Word for word, transcribe the lines below and drop the pictures.

━━ Raw records ━━

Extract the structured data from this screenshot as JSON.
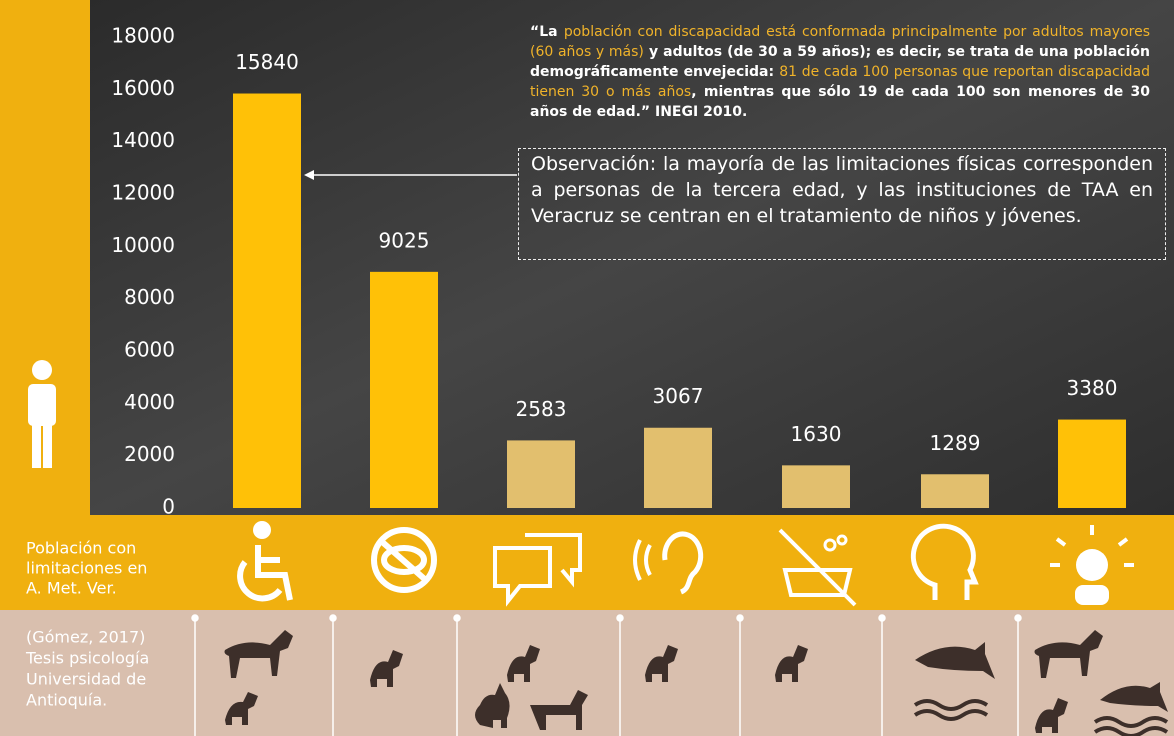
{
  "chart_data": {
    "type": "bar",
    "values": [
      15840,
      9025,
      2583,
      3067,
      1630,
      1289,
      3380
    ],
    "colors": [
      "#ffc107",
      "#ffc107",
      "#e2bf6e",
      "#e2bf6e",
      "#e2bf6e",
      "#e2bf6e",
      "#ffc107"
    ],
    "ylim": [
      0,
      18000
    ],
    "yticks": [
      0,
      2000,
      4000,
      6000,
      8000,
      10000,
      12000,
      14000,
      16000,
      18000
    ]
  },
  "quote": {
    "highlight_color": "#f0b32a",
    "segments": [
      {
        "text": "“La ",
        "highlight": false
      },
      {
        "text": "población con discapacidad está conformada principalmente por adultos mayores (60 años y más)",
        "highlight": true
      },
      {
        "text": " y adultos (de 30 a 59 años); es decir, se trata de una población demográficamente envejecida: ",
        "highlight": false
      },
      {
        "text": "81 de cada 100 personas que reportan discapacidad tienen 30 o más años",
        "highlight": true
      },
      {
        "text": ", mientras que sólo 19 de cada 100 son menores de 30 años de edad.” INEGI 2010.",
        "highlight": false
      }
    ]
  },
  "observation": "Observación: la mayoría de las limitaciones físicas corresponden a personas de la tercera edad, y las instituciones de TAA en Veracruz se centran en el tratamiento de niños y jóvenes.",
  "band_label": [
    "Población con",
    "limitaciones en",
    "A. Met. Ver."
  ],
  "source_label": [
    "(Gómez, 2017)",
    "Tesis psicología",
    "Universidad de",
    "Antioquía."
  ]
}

━━━

» **The answer**
Extract the structured data from this screenshot as JSON.
{
  "chart_data": {
    "type": "bar",
    "values": [
      15840,
      9025,
      2583,
      3067,
      1630,
      1289,
      3380
    ],
    "colors": [
      "#ffc107",
      "#ffc107",
      "#e2bf6e",
      "#e2bf6e",
      "#e2bf6e",
      "#e2bf6e",
      "#ffc107"
    ],
    "ylim": [
      0,
      18000
    ],
    "yticks": [
      0,
      2000,
      4000,
      6000,
      8000,
      10000,
      12000,
      14000,
      16000,
      18000
    ]
  },
  "quote": {
    "highlight_color": "#f0b32a",
    "segments": [
      {
        "text": "“La ",
        "highlight": false
      },
      {
        "text": "población con discapacidad está conformada principalmente por adultos mayores (60 años y más)",
        "highlight": true
      },
      {
        "text": " y adultos (de 30 a 59 años); es decir, se trata de una población demográficamente envejecida: ",
        "highlight": false
      },
      {
        "text": "81 de cada 100 personas que reportan discapacidad tienen 30 o más años",
        "highlight": true
      },
      {
        "text": ", mientras que sólo 19 de cada 100 son menores de 30 años de edad.” INEGI 2010.",
        "highlight": false
      }
    ]
  },
  "observation": "Observación: la mayoría de las limitaciones físicas corresponden a personas de la tercera edad, y las instituciones de TAA en Veracruz se centran en el tratamiento de niños y jóvenes.",
  "band_label": [
    "Población con",
    "limitaciones en",
    "A. Met. Ver."
  ],
  "source_label": [
    "(Gómez, 2017)",
    "Tesis psicología",
    "Universidad de",
    "Antioquía."
  ]
}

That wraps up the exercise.